Items from a figure collection
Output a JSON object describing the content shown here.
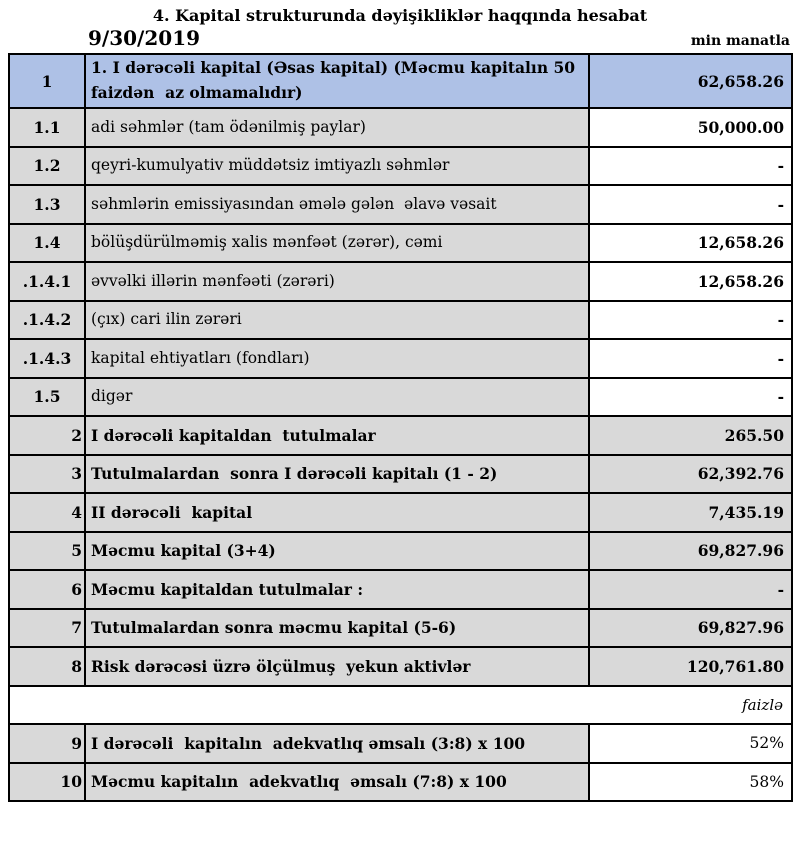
{
  "header": {
    "title": "4. Kapital strukturunda dəyişikliklər haqqında hesabat",
    "date": "9/30/2019",
    "unit_label": "min manatla"
  },
  "colors": {
    "header_row_blue": "#aec1e6",
    "row_gray": "#d9d9d9",
    "border_black": "#000000"
  },
  "table": {
    "rows": [
      {
        "type": "header",
        "num": "1",
        "label": "1. I dərəcəli kapital (Əsas kapital) (Məcmu kapitalın 50 faizdən  az olmamalıdır)",
        "value": "62,658.26"
      },
      {
        "type": "sub",
        "num": "1.1",
        "label": "adi səhmlər (tam ödənilmiş paylar)",
        "value": "50,000.00"
      },
      {
        "type": "sub",
        "num": "1.2",
        "label": "qeyri-kumulyativ müddətsiz imtiyazlı səhmlər",
        "value": "-"
      },
      {
        "type": "sub",
        "num": "1.3",
        "label": "səhmlərin emissiyasından əmələ gələn  əlavə vəsait",
        "value": "-"
      },
      {
        "type": "sub",
        "num": "1.4",
        "label": "bölüşdürülməmiş xalis mənfəət (zərər), cəmi",
        "value": "12,658.26"
      },
      {
        "type": "sub",
        "num": ".1.4.1",
        "label": "əvvəlki illərin mənfəəti (zərəri)",
        "value": "12,658.26"
      },
      {
        "type": "sub",
        "num": ".1.4.2",
        "label": "(çıx) cari ilin zərəri",
        "value": "-"
      },
      {
        "type": "sub",
        "num": ".1.4.3",
        "label": "kapital ehtiyatları (fondları)",
        "value": "-"
      },
      {
        "type": "sub",
        "num": "1.5",
        "label": "digər",
        "value": "-"
      },
      {
        "type": "total",
        "num": "2",
        "label": "I dərəcəli kapitaldan  tutulmalar",
        "value": "265.50"
      },
      {
        "type": "total",
        "num": "3",
        "label": "Tutulmalardan  sonra I dərəcəli kapitalı (1 - 2)",
        "value": "62,392.76"
      },
      {
        "type": "total",
        "num": "4",
        "label": "II dərəcəli  kapital",
        "value": "7,435.19"
      },
      {
        "type": "total",
        "num": "5",
        "label": "Məcmu kapital (3+4)",
        "value": "69,827.96"
      },
      {
        "type": "total",
        "num": "6",
        "label": "Məcmu kapitaldan tutulmalar :",
        "value": "-"
      },
      {
        "type": "total",
        "num": "7",
        "label": "Tutulmalardan sonra məcmu kapital (5-6)",
        "value": "69,827.96"
      },
      {
        "type": "total",
        "num": "8",
        "label": "Risk dərəcəsi üzrə ölçülmuş  yekun aktivlər",
        "value": "120,761.80"
      },
      {
        "type": "note",
        "value": "faizlə"
      },
      {
        "type": "ratio",
        "num": "9",
        "label": "I dərəcəli  kapitalın  adekvatlıq əmsalı (3:8) x 100",
        "value": "52%"
      },
      {
        "type": "ratio",
        "num": "10",
        "label": "Məcmu kapitalın  adekvatlıq  əmsalı (7:8) x 100",
        "value": "58%"
      }
    ]
  }
}
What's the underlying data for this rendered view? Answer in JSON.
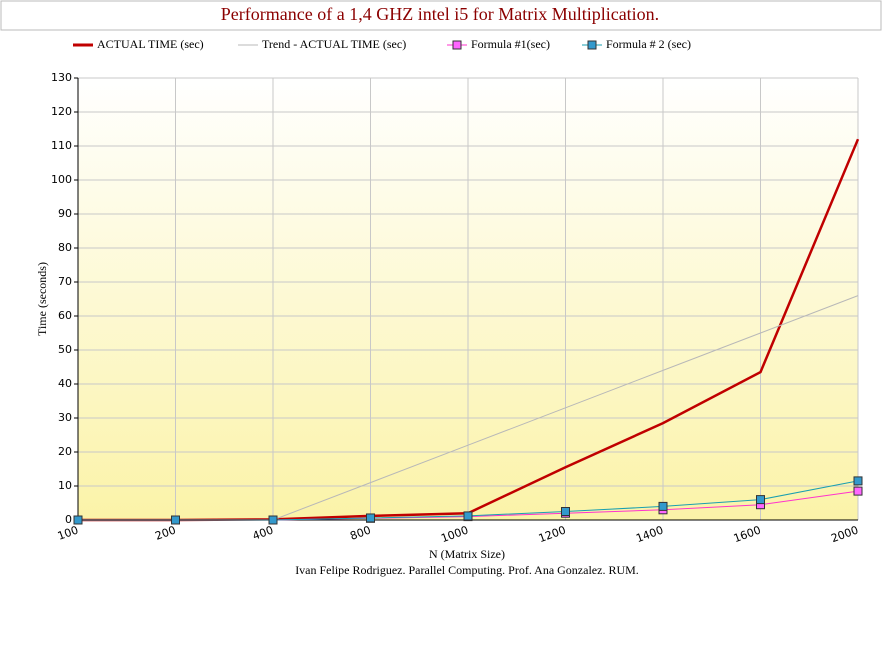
{
  "chart_data": {
    "type": "line",
    "title": "Performance of a 1,4 GHZ intel i5 for Matrix Multiplication.",
    "x_label": "N (Matrix Size)",
    "y_label": "Time (seconds)",
    "caption": "Ivan Felipe Rodriguez. Parallel Computing. Prof. Ana Gonzalez. RUM.",
    "categories": [
      "100",
      "200",
      "400",
      "800",
      "1000",
      "1200",
      "1400",
      "1600",
      "2000"
    ],
    "ylim": [
      0,
      130
    ],
    "yticks": [
      0,
      10,
      20,
      30,
      40,
      50,
      60,
      70,
      80,
      90,
      100,
      110,
      120,
      130
    ],
    "grid": true,
    "series": [
      {
        "name": "ACTUAL TIME (sec)",
        "color": "#c00000",
        "values": [
          0,
          0,
          0.2,
          1.2,
          2,
          15.5,
          28.5,
          43.5,
          112
        ]
      },
      {
        "name": "Trend - ACTUAL TIME (sec)",
        "color": "#b8b8b8",
        "values": [
          null,
          null,
          0,
          11,
          22,
          33,
          44,
          55,
          66
        ]
      },
      {
        "name": "Formula #1(sec)",
        "color": "#ff33cc",
        "values": [
          0,
          0,
          0,
          0.5,
          1,
          2,
          3,
          4.5,
          8.5
        ]
      },
      {
        "name": "Formula # 2 (sec)",
        "color": "#1a9fb0",
        "values": [
          0,
          0,
          0,
          0.6,
          1.2,
          2.5,
          4,
          6,
          11.5
        ]
      }
    ]
  }
}
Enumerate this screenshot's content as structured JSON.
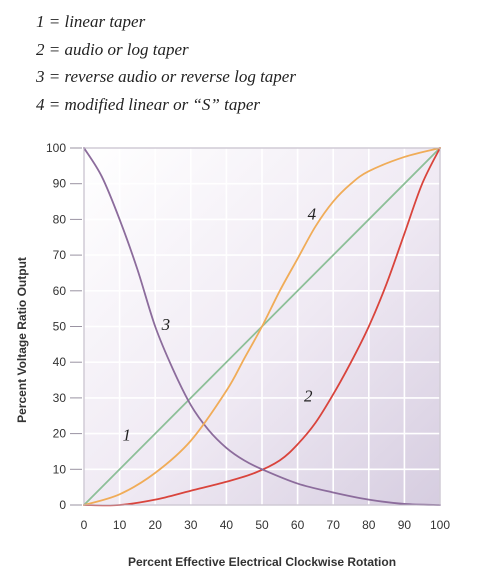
{
  "legend_key": [
    "1 = linear taper",
    "2 = audio or log taper",
    "3 = reverse audio or reverse log taper",
    "4 = modified linear or “S” taper"
  ],
  "chart_data": {
    "type": "line",
    "title": "",
    "xlabel": "Percent Effective Electrical Clockwise Rotation",
    "ylabel": "Percent Voltage Ratio Output",
    "xlim": [
      0,
      100
    ],
    "ylim": [
      0,
      100
    ],
    "x_ticks": [
      "0",
      "10",
      "20",
      "30",
      "40",
      "50",
      "60",
      "70",
      "80",
      "90",
      "100"
    ],
    "y_ticks": [
      "0",
      "10",
      "20",
      "30",
      "40",
      "50",
      "60",
      "70",
      "80",
      "90",
      "100"
    ],
    "grid": true,
    "series": [
      {
        "name": "1",
        "color": "#8dbf98",
        "points": [
          [
            0,
            0
          ],
          [
            100,
            100
          ]
        ]
      },
      {
        "name": "2",
        "color": "#d9443c",
        "points": [
          [
            0,
            0
          ],
          [
            10,
            0
          ],
          [
            20,
            1.5
          ],
          [
            30,
            4
          ],
          [
            40,
            6.5
          ],
          [
            48,
            9
          ],
          [
            55,
            12.5
          ],
          [
            60,
            17
          ],
          [
            65,
            23
          ],
          [
            70,
            31
          ],
          [
            75,
            40
          ],
          [
            80,
            50
          ],
          [
            85,
            62
          ],
          [
            90,
            76
          ],
          [
            95,
            90
          ],
          [
            100,
            100
          ]
        ]
      },
      {
        "name": "3",
        "color": "#8c6c9c",
        "points": [
          [
            0,
            100
          ],
          [
            5,
            92
          ],
          [
            10,
            80
          ],
          [
            15,
            66
          ],
          [
            20,
            50
          ],
          [
            25,
            38
          ],
          [
            30,
            28
          ],
          [
            35,
            21
          ],
          [
            40,
            16
          ],
          [
            45,
            12.5
          ],
          [
            50,
            10
          ],
          [
            60,
            6
          ],
          [
            70,
            3.5
          ],
          [
            80,
            1.5
          ],
          [
            90,
            0.3
          ],
          [
            100,
            0
          ]
        ]
      },
      {
        "name": "4",
        "color": "#f0ac58",
        "points": [
          [
            0,
            0
          ],
          [
            10,
            3
          ],
          [
            20,
            9
          ],
          [
            30,
            18
          ],
          [
            40,
            32
          ],
          [
            45,
            41
          ],
          [
            50,
            50
          ],
          [
            55,
            60
          ],
          [
            60,
            69
          ],
          [
            65,
            78
          ],
          [
            70,
            85
          ],
          [
            75,
            90
          ],
          [
            80,
            93.5
          ],
          [
            90,
            97.5
          ],
          [
            100,
            100
          ]
        ]
      }
    ],
    "curve_labels": [
      {
        "text": "1",
        "x": 12,
        "y": 18
      },
      {
        "text": "2",
        "x": 63,
        "y": 29
      },
      {
        "text": "3",
        "x": 23,
        "y": 49
      },
      {
        "text": "4",
        "x": 64,
        "y": 80
      }
    ]
  }
}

## [Your instructions]
Write out again every line above exactly as given; the pictures do not belong in the copy.

## [Written response]
Output a JSON object describing the content shown here.
{
  "header": {
    "title": "4. Kapital strukturunda dəyişikliklər haqqında hesabat",
    "date": "9/30/2019",
    "unit_label": "min manatla"
  },
  "colors": {
    "header_row_blue": "#aec1e6",
    "row_gray": "#d9d9d9",
    "border_black": "#000000"
  },
  "table": {
    "rows": [
      {
        "type": "header",
        "num": "1",
        "label": "1. I dərəcəli kapital (Əsas kapital) (Məcmu kapitalın 50 faizdən  az olmamalıdır)",
        "value": "62,658.26"
      },
      {
        "type": "sub",
        "num": "1.1",
        "label": "adi səhmlər (tam ödənilmiş paylar)",
        "value": "50,000.00"
      },
      {
        "type": "sub",
        "num": "1.2",
        "label": "qeyri-kumulyativ müddətsiz imtiyazlı səhmlər",
        "value": "-"
      },
      {
        "type": "sub",
        "num": "1.3",
        "label": "səhmlərin emissiyasından əmələ gələn  əlavə vəsait",
        "value": "-"
      },
      {
        "type": "sub",
        "num": "1.4",
        "label": "bölüşdürülməmiş xalis mənfəət (zərər), cəmi",
        "value": "12,658.26"
      },
      {
        "type": "sub",
        "num": ".1.4.1",
        "label": "əvvəlki illərin mənfəəti (zərəri)",
        "value": "12,658.26"
      },
      {
        "type": "sub",
        "num": ".1.4.2",
        "label": "(çıx) cari ilin zərəri",
        "value": "-"
      },
      {
        "type": "sub",
        "num": ".1.4.3",
        "label": "kapital ehtiyatları (fondları)",
        "value": "-"
      },
      {
        "type": "sub",
        "num": "1.5",
        "label": "digər",
        "value": "-"
      },
      {
        "type": "total",
        "num": "2",
        "label": "I dərəcəli kapitaldan  tutulmalar",
        "value": "265.50"
      },
      {
        "type": "total",
        "num": "3",
        "label": "Tutulmalardan  sonra I dərəcəli kapitalı (1 - 2)",
        "value": "62,392.76"
      },
      {
        "type": "total",
        "num": "4",
        "label": "II dərəcəli  kapital",
        "value": "7,435.19"
      },
      {
        "type": "total",
        "num": "5",
        "label": "Məcmu kapital (3+4)",
        "value": "69,827.96"
      },
      {
        "type": "total",
        "num": "6",
        "label": "Məcmu kapitaldan tutulmalar :",
        "value": "-"
      },
      {
        "type": "total",
        "num": "7",
        "label": "Tutulmalardan sonra məcmu kapital (5-6)",
        "value": "69,827.96"
      },
      {
        "type": "total",
        "num": "8",
        "label": "Risk dərəcəsi üzrə ölçülmuş  yekun aktivlər",
        "value": "120,761.80"
      },
      {
        "type": "note",
        "value": "faizlə"
      },
      {
        "type": "ratio",
        "num": "9",
        "label": "I dərəcəli  kapitalın  adekvatlıq əmsalı (3:8) x 100",
        "value": "52%"
      },
      {
        "type": "ratio",
        "num": "10",
        "label": "Məcmu kapitalın  adekvatlıq  əmsalı (7:8) x 100",
        "value": "58%"
      }
    ]
  }
}
What's the underlying data for this rendered view? Answer in JSON.
{
  "chart_data": {
    "type": "line",
    "title": "Performance of a 1,4 GHZ intel i5 for Matrix Multiplication.",
    "x_label": "N (Matrix Size)",
    "y_label": "Time (seconds)",
    "caption": "Ivan Felipe Rodriguez. Parallel Computing. Prof. Ana Gonzalez. RUM.",
    "categories": [
      "100",
      "200",
      "400",
      "800",
      "1000",
      "1200",
      "1400",
      "1600",
      "2000"
    ],
    "ylim": [
      0,
      130
    ],
    "yticks": [
      0,
      10,
      20,
      30,
      40,
      50,
      60,
      70,
      80,
      90,
      100,
      110,
      120,
      130
    ],
    "grid": true,
    "series": [
      {
        "name": "ACTUAL TIME (sec)",
        "color": "#c00000",
        "values": [
          0,
          0,
          0.2,
          1.2,
          2,
          15.5,
          28.5,
          43.5,
          112
        ]
      },
      {
        "name": "Trend - ACTUAL TIME (sec)",
        "color": "#b8b8b8",
        "values": [
          null,
          null,
          0,
          11,
          22,
          33,
          44,
          55,
          66
        ]
      },
      {
        "name": "Formula #1(sec)",
        "color": "#ff33cc",
        "values": [
          0,
          0,
          0,
          0.5,
          1,
          2,
          3,
          4.5,
          8.5
        ]
      },
      {
        "name": "Formula # 2 (sec)",
        "color": "#1a9fb0",
        "values": [
          0,
          0,
          0,
          0.6,
          1.2,
          2.5,
          4,
          6,
          11.5
        ]
      }
    ]
  }
}
Enumerate this screenshot's content as structured JSON.
{
  "legend_key": [
    "1 = linear taper",
    "2 = audio or log taper",
    "3 = reverse audio or reverse log taper",
    "4 = modified linear or “S” taper"
  ],
  "chart_data": {
    "type": "line",
    "title": "",
    "xlabel": "Percent Effective Electrical Clockwise Rotation",
    "ylabel": "Percent Voltage Ratio Output",
    "xlim": [
      0,
      100
    ],
    "ylim": [
      0,
      100
    ],
    "x_ticks": [
      "0",
      "10",
      "20",
      "30",
      "40",
      "50",
      "60",
      "70",
      "80",
      "90",
      "100"
    ],
    "y_ticks": [
      "0",
      "10",
      "20",
      "30",
      "40",
      "50",
      "60",
      "70",
      "80",
      "90",
      "100"
    ],
    "grid": true,
    "series": [
      {
        "name": "1",
        "color": "#8dbf98",
        "points": [
          [
            0,
            0
          ],
          [
            100,
            100
          ]
        ]
      },
      {
        "name": "2",
        "color": "#d9443c",
        "points": [
          [
            0,
            0
          ],
          [
            10,
            0
          ],
          [
            20,
            1.5
          ],
          [
            30,
            4
          ],
          [
            40,
            6.5
          ],
          [
            48,
            9
          ],
          [
            55,
            12.5
          ],
          [
            60,
            17
          ],
          [
            65,
            23
          ],
          [
            70,
            31
          ],
          [
            75,
            40
          ],
          [
            80,
            50
          ],
          [
            85,
            62
          ],
          [
            90,
            76
          ],
          [
            95,
            90
          ],
          [
            100,
            100
          ]
        ]
      },
      {
        "name": "3",
        "color": "#8c6c9c",
        "points": [
          [
            0,
            100
          ],
          [
            5,
            92
          ],
          [
            10,
            80
          ],
          [
            15,
            66
          ],
          [
            20,
            50
          ],
          [
            25,
            38
          ],
          [
            30,
            28
          ],
          [
            35,
            21
          ],
          [
            40,
            16
          ],
          [
            45,
            12.5
          ],
          [
            50,
            10
          ],
          [
            60,
            6
          ],
          [
            70,
            3.5
          ],
          [
            80,
            1.5
          ],
          [
            90,
            0.3
          ],
          [
            100,
            0
          ]
        ]
      },
      {
        "name": "4",
        "color": "#f0ac58",
        "points": [
          [
            0,
            0
          ],
          [
            10,
            3
          ],
          [
            20,
            9
          ],
          [
            30,
            18
          ],
          [
            40,
            32
          ],
          [
            45,
            41
          ],
          [
            50,
            50
          ],
          [
            55,
            60
          ],
          [
            60,
            69
          ],
          [
            65,
            78
          ],
          [
            70,
            85
          ],
          [
            75,
            90
          ],
          [
            80,
            93.5
          ],
          [
            90,
            97.5
          ],
          [
            100,
            100
          ]
        ]
      }
    ],
    "curve_labels": [
      {
        "text": "1",
        "x": 12,
        "y": 18
      },
      {
        "text": "2",
        "x": 63,
        "y": 29
      },
      {
        "text": "3",
        "x": 23,
        "y": 49
      },
      {
        "text": "4",
        "x": 64,
        "y": 80
      }
    ]
  }
}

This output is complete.